# TASK 3 : Customer Segmentation / Clustering

**Import necessary libraries**

In [1]:
import pandas as pd
import matplotlib.pyplot as plt
import seaborn as sns
from sklearn.preprocessing import StandardScaler
from sklearn.cluster import KMeans
from sklearn.metrics import davies_bouldin_score
from sklearn.decomposition import PCA

**File paths**

In [2]:
customer_file = '/kaggle/input/dataset3/Customers.csv'
product_file = '/kaggle/input/dataset3/Products.csv'
transaction_file = '/kaggle/input/dataset3/Transactions.csv'

**Load datasets**

In [3]:
customers = pd.read_csv(customer_file)
products = pd.read_csv(product_file)
transactions = pd.read_csv(transaction_file)

**Merge datasets**

In [4]:
merged_data = transactions.merge(customers, on='CustomerID').merge(products, on='ProductID')

**Feature engineering for clustering**

In [5]:
agg_dict = {
    'Price': 'mean' if 'Price' in merged_data.columns else None,
    'Quantity': 'sum' if 'Quantity' in merged_data.columns else None,
    'TotalValue': 'sum' if 'TotalValue' in merged_data.columns else None,
}
agg_dict = {key: value for key, value in agg_dict.items() if value}

if not agg_dict:
    raise ValueError("No valid columns available for clustering.")

########

## [WRITTEN TASK 1]
Which three CSV files does the customer segmentation notebook read in?
## [WRITTEN TASK 2]
In one to three sentences, explain why the customer segmentation notebook raises a ValueError after building agg_dict.
## [WRITTEN TASK 3]
Please carry the customer segmentation notebook on from its last line.
The material after this point comes from a separate source.

## [INFORMATION SUPPLIED]

########

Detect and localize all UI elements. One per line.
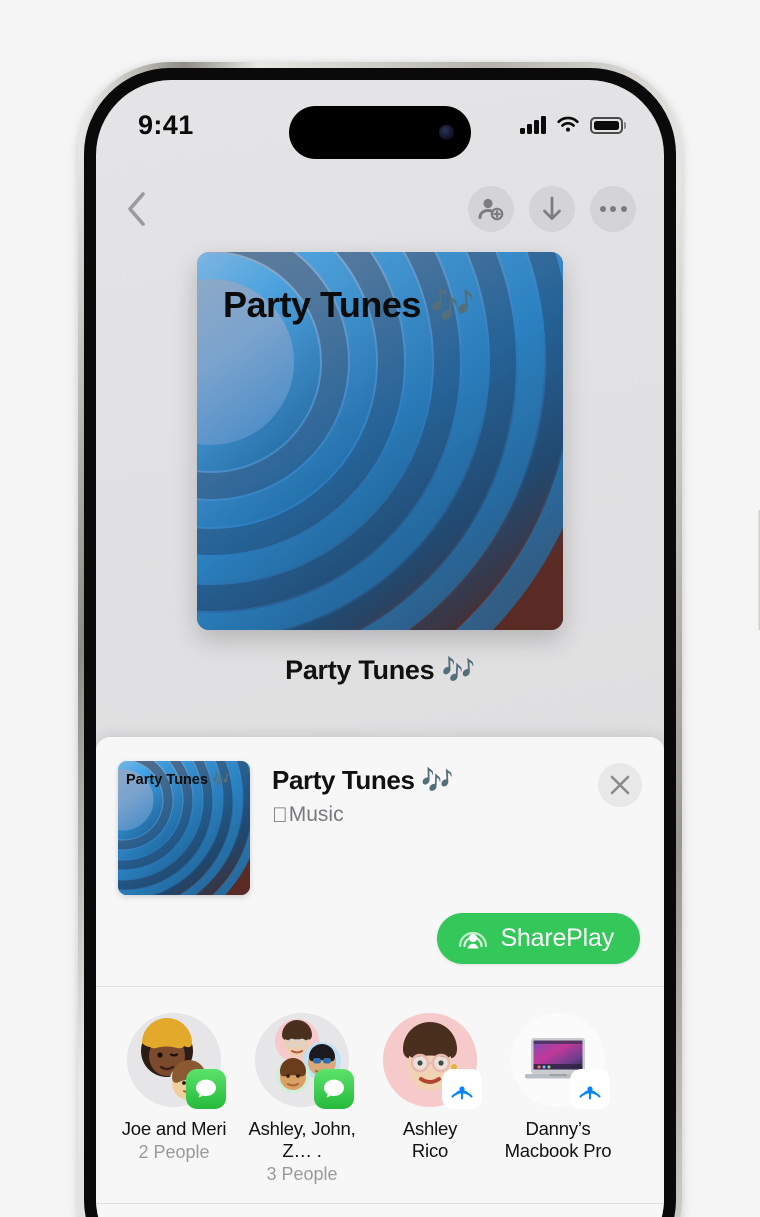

########

## [TASK RESULT 1]
Customers.csv, Products.csv and Transactions.csv.

## [TASK RESULT 2]
Entries for Price, Quantity or TotalValue get a value of None when that column is missing from merged_data, and the dictionary comprehension then drops them. If nothing is left in agg_dict, the notebook raises the error because no valid columns are available for clustering.

## [TASK RESULT 3]
customer_features = merged_data.groupby('CustomerID').agg(agg_dict).reset_index()

**Ensure 'CustomerID' is in customer_features**

In [6]:
if 'CustomerID' not in customer_features.columns:
    raise KeyError("'CustomerID' column is missing in customer_features.")

**One-hot encode categorical variables (e.g., Region, Category)**

In [7]:
if 'Region' in customers.columns:
    customers = pd.get_dummies(customers, columns=['Region'], prefix='Region')
if 'Category' in products.columns:
    merged_data = pd.get_dummies(merged_data, columns=['Category'], prefix='Category')